• Exercise instructions
Below are records to be output exactly, every one of them.

• Supplied records
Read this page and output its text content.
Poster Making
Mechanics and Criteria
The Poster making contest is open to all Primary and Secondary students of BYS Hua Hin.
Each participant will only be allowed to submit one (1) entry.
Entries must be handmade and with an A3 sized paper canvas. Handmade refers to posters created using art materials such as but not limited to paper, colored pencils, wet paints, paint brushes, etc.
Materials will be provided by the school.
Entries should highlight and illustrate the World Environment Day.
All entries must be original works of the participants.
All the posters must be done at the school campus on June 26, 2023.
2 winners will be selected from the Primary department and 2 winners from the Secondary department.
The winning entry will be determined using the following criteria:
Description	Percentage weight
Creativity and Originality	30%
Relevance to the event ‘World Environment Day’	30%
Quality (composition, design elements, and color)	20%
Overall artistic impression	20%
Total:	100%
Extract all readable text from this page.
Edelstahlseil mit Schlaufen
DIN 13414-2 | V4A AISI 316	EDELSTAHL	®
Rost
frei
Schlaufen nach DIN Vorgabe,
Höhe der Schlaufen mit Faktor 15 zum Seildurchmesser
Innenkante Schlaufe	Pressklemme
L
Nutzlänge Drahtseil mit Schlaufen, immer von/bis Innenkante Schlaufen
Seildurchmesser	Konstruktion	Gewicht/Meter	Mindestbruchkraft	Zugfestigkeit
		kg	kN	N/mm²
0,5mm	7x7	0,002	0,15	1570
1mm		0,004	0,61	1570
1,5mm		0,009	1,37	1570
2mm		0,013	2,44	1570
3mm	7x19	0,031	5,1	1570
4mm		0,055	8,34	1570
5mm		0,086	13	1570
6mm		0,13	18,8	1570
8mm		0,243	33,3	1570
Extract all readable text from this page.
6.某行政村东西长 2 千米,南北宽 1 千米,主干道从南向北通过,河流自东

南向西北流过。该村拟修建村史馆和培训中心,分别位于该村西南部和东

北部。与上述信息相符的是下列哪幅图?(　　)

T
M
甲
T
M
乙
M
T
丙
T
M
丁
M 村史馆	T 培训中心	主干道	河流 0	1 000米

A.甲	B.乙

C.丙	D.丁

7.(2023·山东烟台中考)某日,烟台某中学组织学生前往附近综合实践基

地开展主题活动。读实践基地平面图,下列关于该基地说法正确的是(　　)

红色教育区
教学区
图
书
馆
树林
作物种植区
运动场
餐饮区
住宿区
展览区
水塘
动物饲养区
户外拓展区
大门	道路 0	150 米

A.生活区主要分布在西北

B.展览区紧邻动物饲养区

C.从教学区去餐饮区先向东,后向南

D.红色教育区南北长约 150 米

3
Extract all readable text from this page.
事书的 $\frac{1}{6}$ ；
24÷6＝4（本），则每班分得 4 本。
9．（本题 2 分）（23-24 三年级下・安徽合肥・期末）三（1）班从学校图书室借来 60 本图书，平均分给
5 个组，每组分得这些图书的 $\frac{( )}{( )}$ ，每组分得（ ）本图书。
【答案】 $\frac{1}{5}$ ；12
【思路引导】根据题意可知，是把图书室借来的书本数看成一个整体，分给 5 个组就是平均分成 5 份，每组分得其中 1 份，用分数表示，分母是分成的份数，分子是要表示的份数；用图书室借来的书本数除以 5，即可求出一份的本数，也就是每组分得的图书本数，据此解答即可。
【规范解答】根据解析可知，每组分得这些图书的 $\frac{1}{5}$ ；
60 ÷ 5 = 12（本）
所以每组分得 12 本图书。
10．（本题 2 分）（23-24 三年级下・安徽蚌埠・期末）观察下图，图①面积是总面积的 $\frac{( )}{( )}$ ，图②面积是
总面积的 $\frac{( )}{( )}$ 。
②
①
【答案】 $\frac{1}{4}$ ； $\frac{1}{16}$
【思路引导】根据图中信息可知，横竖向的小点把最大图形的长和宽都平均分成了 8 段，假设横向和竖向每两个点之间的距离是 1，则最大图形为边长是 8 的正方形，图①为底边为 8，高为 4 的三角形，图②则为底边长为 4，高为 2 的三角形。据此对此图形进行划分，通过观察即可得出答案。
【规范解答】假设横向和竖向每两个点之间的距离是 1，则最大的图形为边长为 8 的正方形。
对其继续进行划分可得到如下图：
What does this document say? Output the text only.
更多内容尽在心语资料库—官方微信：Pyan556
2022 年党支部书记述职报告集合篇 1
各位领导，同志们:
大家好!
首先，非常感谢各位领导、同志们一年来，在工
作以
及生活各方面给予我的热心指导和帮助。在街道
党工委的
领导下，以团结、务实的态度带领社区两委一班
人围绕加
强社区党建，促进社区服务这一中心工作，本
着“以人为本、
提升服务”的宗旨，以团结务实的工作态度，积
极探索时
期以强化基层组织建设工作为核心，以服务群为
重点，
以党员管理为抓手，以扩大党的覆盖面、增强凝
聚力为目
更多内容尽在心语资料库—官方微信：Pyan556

• Expected answer
Read this page and output its text content.
Poster Making
Mechanics and Criteria
The Poster making contest is open to all Primary and Secondary students of BYS Hua Hin.
Each participant will only be allowed to submit one (1) entry.
Entries must be handmade and with an A3 sized paper canvas. Handmade refers to posters created using art materials such as but not limited to paper, colored pencils, wet paints, paint brushes, etc.
Materials will be provided by the school.
Entries should highlight and illustrate the World Environment Day.
All entries must be original works of the participants.
All the posters must be done at the school campus on June 26, 2023.
2 winners will be selected from the Primary department and 2 winners from the Secondary department.
The winning entry will be determined using the following criteria:
Description	Percentage weight
Creativity and Originality	30%
Relevance to the event ‘World Environment Day’	30%
Quality (composition, design elements, and color)	20%
Overall artistic impression	20%
Total:	100%
Extract all readable text from this page.
Edelstahlseil mit Schlaufen
DIN 13414-2 | V4A AISI 316	EDELSTAHL	®
Rost
frei
Schlaufen nach DIN Vorgabe,
Höhe der Schlaufen mit Faktor 15 zum Seildurchmesser
Innenkante Schlaufe	Pressklemme
L
Nutzlänge Drahtseil mit Schlaufen, immer von/bis Innenkante Schlaufen
Seildurchmesser	Konstruktion	Gewicht/Meter	Mindestbruchkraft	Zugfestigkeit
		kg	kN	N/mm²
0,5mm	7x7	0,002	0,15	1570
1mm		0,004	0,61	1570
1,5mm		0,009	1,37	1570
2mm		0,013	2,44	1570
3mm	7x19	0,031	5,1	1570
4mm		0,055	8,34	1570
5mm		0,086	13	1570
6mm		0,13	18,8	1570
8mm		0,243	33,3	1570
Extract all readable text from this page.
6.某行政村东西长 2 千米,南北宽 1 千米,主干道从南向北通过,河流自东

南向西北流过。该村拟修建村史馆和培训中心,分别位于该村西南部和东

北部。与上述信息相符的是下列哪幅图?(　　)

T
M
甲
T
M
乙
M
T
丙
T
M
丁
M 村史馆	T 培训中心	主干道	河流 0	1 000米

A.甲	B.乙

C.丙	D.丁

7.(2023·山东烟台中考)某日,烟台某中学组织学生前往附近综合实践基

地开展主题活动。读实践基地平面图,下列关于该基地说法正确的是(　　)

红色教育区
教学区
图
书
馆
树林
作物种植区
运动场
餐饮区
住宿区
展览区
水塘
动物饲养区
户外拓展区
大门	道路 0	150 米

A.生活区主要分布在西北

B.展览区紧邻动物饲养区

C.从教学区去餐饮区先向东,后向南

D.红色教育区南北长约 150 米

3
Extract all readable text from this page.
事书的 $\frac{1}{6}$ ；
24÷6＝4（本），则每班分得 4 本。
9．（本题 2 分）（23-24 三年级下・安徽合肥・期末）三（1）班从学校图书室借来 60 本图书，平均分给
5 个组，每组分得这些图书的 $\frac{( )}{( )}$ ，每组分得（ ）本图书。
【答案】 $\frac{1}{5}$ ；12
【思路引导】根据题意可知，是把图书室借来的书本数看成一个整体，分给 5 个组就是平均分成 5 份，每组分得其中 1 份，用分数表示，分母是分成的份数，分子是要表示的份数；用图书室借来的书本数除以 5，即可求出一份的本数，也就是每组分得的图书本数，据此解答即可。
【规范解答】根据解析可知，每组分得这些图书的 $\frac{1}{5}$ ；
60 ÷ 5 = 12（本）
所以每组分得 12 本图书。
10．（本题 2 分）（23-24 三年级下・安徽蚌埠・期末）观察下图，图①面积是总面积的 $\frac{( )}{( )}$ ，图②面积是
总面积的 $\frac{( )}{( )}$ 。
②
①
【答案】 $\frac{1}{4}$ ； $\frac{1}{16}$
【思路引导】根据图中信息可知，横竖向的小点把最大图形的长和宽都平均分成了 8 段，假设横向和竖向每两个点之间的距离是 1，则最大图形为边长是 8 的正方形，图①为底边为 8，高为 4 的三角形，图②则为底边长为 4，高为 2 的三角形。据此对此图形进行划分，通过观察即可得出答案。
【规范解答】假设横向和竖向每两个点之间的距离是 1，则最大的图形为边长为 8 的正方形。
对其继续进行划分可得到如下图：
What does this document say? Output the text only.
更多内容尽在心语资料库—官方微信：Pyan556
2022 年党支部书记述职报告集合篇 1
各位领导，同志们:
大家好!
首先，非常感谢各位领导、同志们一年来，在工
作以
及生活各方面给予我的热心指导和帮助。在街道
党工委的
领导下，以团结、务实的态度带领社区两委一班
人围绕加
强社区党建，促进社区服务这一中心工作，本
着“以人为本、
提升服务”的宗旨，以团结务实的工作态度，积
极探索时
期以强化基层组织建设工作为核心，以服务群为
重点，
以党员管理为抓手，以扩大党的覆盖面、增强凝
聚力为目
更多内容尽在心语资料库—官方微信：Pyan556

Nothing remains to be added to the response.